> _EXERCISE AIM_:
Print the listing below exactly.

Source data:
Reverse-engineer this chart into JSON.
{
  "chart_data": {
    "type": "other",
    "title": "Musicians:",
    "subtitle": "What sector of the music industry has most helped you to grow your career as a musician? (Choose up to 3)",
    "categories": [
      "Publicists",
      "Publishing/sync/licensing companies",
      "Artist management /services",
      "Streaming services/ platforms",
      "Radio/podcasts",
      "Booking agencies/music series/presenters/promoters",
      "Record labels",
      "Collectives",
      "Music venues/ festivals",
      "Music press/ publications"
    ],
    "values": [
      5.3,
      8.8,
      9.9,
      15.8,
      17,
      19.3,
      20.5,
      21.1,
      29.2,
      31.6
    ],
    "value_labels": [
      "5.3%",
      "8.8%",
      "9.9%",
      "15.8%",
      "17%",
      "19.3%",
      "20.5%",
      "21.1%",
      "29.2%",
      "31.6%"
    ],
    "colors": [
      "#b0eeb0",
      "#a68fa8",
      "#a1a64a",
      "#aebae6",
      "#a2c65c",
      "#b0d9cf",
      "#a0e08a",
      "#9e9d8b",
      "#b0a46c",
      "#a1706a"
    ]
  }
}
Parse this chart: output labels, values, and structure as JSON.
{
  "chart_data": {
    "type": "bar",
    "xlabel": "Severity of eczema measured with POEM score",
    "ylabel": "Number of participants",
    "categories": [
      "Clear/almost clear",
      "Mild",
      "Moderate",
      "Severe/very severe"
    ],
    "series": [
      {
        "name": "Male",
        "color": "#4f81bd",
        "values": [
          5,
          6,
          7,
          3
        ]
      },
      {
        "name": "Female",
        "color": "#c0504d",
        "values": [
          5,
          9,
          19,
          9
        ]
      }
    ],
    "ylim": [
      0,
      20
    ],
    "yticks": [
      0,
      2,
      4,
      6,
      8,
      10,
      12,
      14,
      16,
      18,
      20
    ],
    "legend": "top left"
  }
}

> _ANSWER TO THIS EXERCISE_:
Reverse-engineer this chart into JSON.
{
  "chart_data": {
    "type": "other",
    "title": "Musicians:",
    "subtitle": "What sector of the music industry has most helped you to grow your career as a musician? (Choose up to 3)",
    "categories": [
      "Publicists",
      "Publishing/sync/licensing companies",
      "Artist management /services",
      "Streaming services/ platforms",
      "Radio/podcasts",
      "Booking agencies/music series/presenters/promoters",
      "Record labels",
      "Collectives",
      "Music venues/ festivals",
      "Music press/ publications"
    ],
    "values": [
      5.3,
      8.8,
      9.9,
      15.8,
      17,
      19.3,
      20.5,
      21.1,
      29.2,
      31.6
    ],
    "value_labels": [
      "5.3%",
      "8.8%",
      "9.9%",
      "15.8%",
      "17%",
      "19.3%",
      "20.5%",
      "21.1%",
      "29.2%",
      "31.6%"
    ],
    "colors": [
      "#b0eeb0",
      "#a68fa8",
      "#a1a64a",
      "#aebae6",
      "#a2c65c",
      "#b0d9cf",
      "#a0e08a",
      "#9e9d8b",
      "#b0a46c",
      "#a1706a"
    ]
  }
}
Parse this chart: output labels, values, and structure as JSON.
{
  "chart_data": {
    "type": "bar",
    "xlabel": "Severity of eczema measured with POEM score",
    "ylabel": "Number of participants",
    "categories": [
      "Clear/almost clear",
      "Mild",
      "Moderate",
      "Severe/very severe"
    ],
    "series": [
      {
        "name": "Male",
        "color": "#4f81bd",
        "values": [
          5,
          6,
          7,
          3
        ]
      },
      {
        "name": "Female",
        "color": "#c0504d",
        "values": [
          5,
          9,
          19,
          9
        ]
      }
    ],
    "ylim": [
      0,
      20
    ],
    "yticks": [
      0,
      2,
      4,
      6,
      8,
      10,
      12,
      14,
      16,
      18,
      20
    ],
    "legend": "top left"
  }
}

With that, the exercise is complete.